(Dataset entries)
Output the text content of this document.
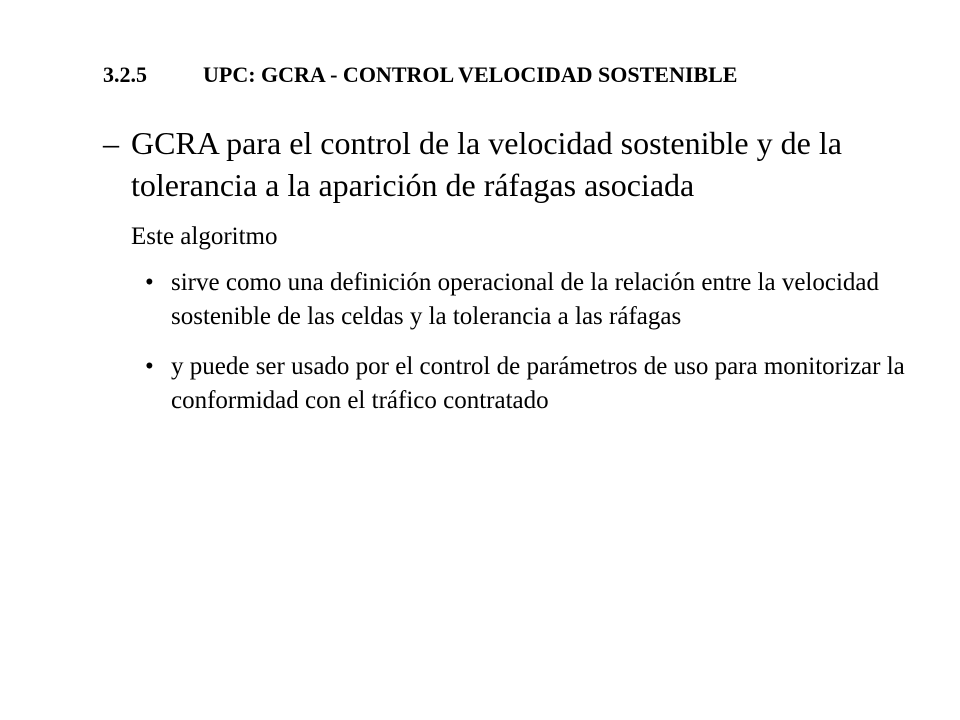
3.2.5	UPC: GCRA - CONTROL VELOCIDAD SOSTENIBLE
– GCRA para el control de la velocidad sostenible y de la tolerancia a la aparición de ráfagas asociada
Este algoritmo
• sirve como una definición operacional de la relación entre la velocidad sostenible de las celdas y la tolerancia a las ráfagas
• y puede ser usado por el control de parámetros de uso para monitorizar la conformidad con el tráfico contratado
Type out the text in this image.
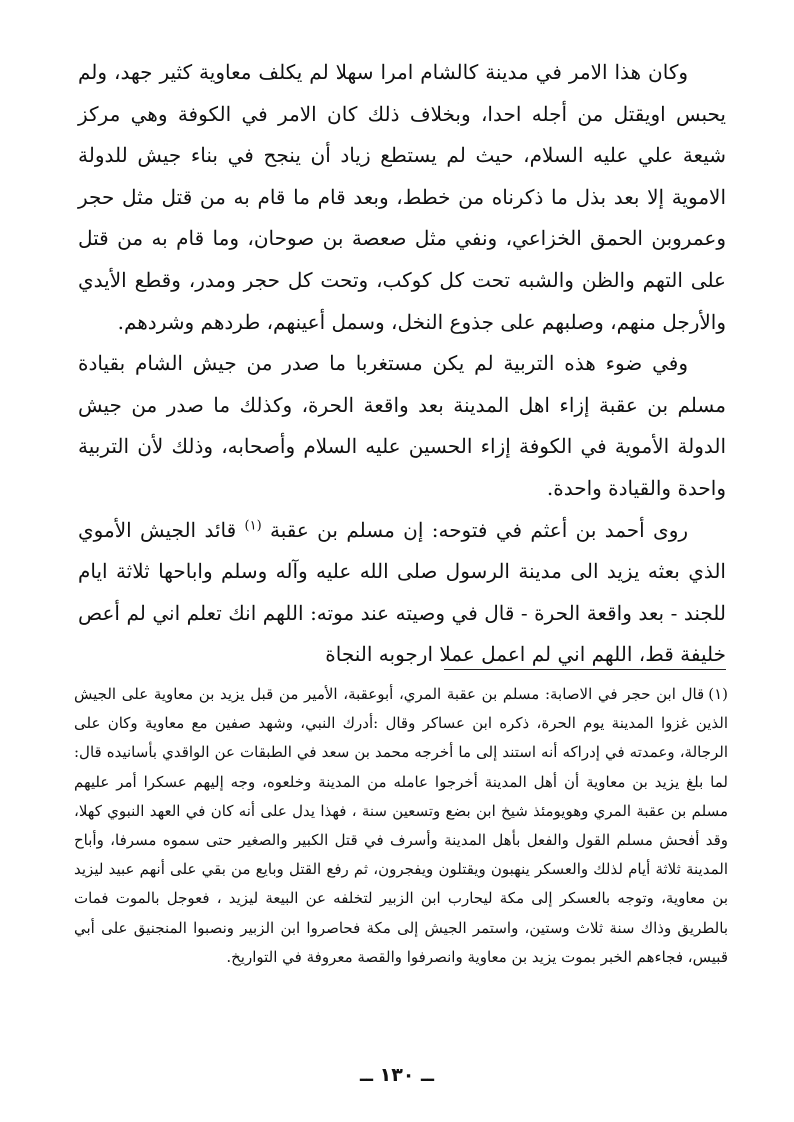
وكان هذا الامر في مدينة كالشام امرا سهلا لم يكلف معاوية كثير جهد، ولم يحبس اويقتل من أجله احدا، وبخلاف ذلك كان الامر في الكوفة وهي مركز شيعة علي عليه السلام، حيث لم يستطع زياد أن ينجح في بناء جيش للدولة الاموية إلا بعد بذل ما ذكرناه من خطط، وبعد قام ما قام به من قتل مثل حجر وعمروبن الحمق الخزاعي، ونفي مثل صعصة بن صوحان، وما قام به من قتل على التهم والظن والشبه تحت كل كوكب، وتحت كل حجر ومدر، وقطع الأيدي والأرجل منهم، وصلبهم على جذوع النخل، وسمل أعينهم، طردهم وشردهم.

وفي ضوء هذه التربية لم يكن مستغربا ما صدر من جيش الشام بقيادة مسلم بن عقبة إزاء اهل المدينة بعد واقعة الحرة، وكذلك ما صدر من جيش الدولة الأموية في الكوفة إزاء الحسين عليه السلام وأصحابه، وذلك لأن التربية واحدة والقيادة واحدة.

روى أحمد بن أعثم في فتوحه: إن مسلم بن عقبة $^{(١)}$ قائد الجيش الأموي الذي بعثه يزيد الى مدينة الرسول صلى الله عليه وآله وسلم واباحها ثلاثة ايام للجند - بعد واقعة الحرة - قال في وصيته عند موته: اللهم انك تعلم اني لم أعص خليفة قط، اللهم اني لم اعمل عملا ارجوبه النجاة

(١)قال ابن حجر في الاصابة: مسلم بن عقبة المري، أبوعقبة، الأمير من قبل يزيد بن معاوية على الجيش الذين غزوا المدينة يوم الحرة، ذكره ابن عساكر وقال :أدرك النبي، وشهد صفين مع معاوية وكان على الرجالة، وعمدته في إدراكه أنه استند إلى ما أخرجه محمد بن سعد في الطبقات عن الواقدي بأسانيده قال: لما بلغ يزيد بن معاوية أن أهل المدينة أخرجوا عامله من المدينة وخلعوه، وجه إليهم عسكرا أمر عليهم مسلم بن عقبة المري وهويومئذ شيخ ابن بضع وتسعين سنة ، فهذا يدل على أنه كان في العهد النبوي كهلا، وقد أفحش مسلم القول والفعل بأهل المدينة وأسرف في قتل الكبير والصغير حتى سموه مسرفا، وأباح المدينة ثلاثة أيام لذلك والعسكر ينهبون ويقتلون ويفجرون، ثم رفع القتل وبايع من بقي على أنهم عبيد ليزيد بن معاوية، وتوجه بالعسكر إلى مكة ليحارب ابن الزبير لتخلفه عن البيعة ليزيد ، فعوجل بالموت فمات بالطريق وذاك سنة ثلاث وستين، واستمر الجيش إلى مكة فحاصروا ابن الزبير ونصبوا المنجنيق على أبي قبيس، فجاءهم الخبر بموت يزيد بن معاوية وانصرفوا والقصة معروفة في التواريخ.

ــ ١٣٠ ــ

• _TASK INSTRUCTIONS_:
Every line in the data above that contains "this" needs to be copied.

• _RESPONSE TO THE TASK_:
Output the text content of this document.
Type out the text in this image.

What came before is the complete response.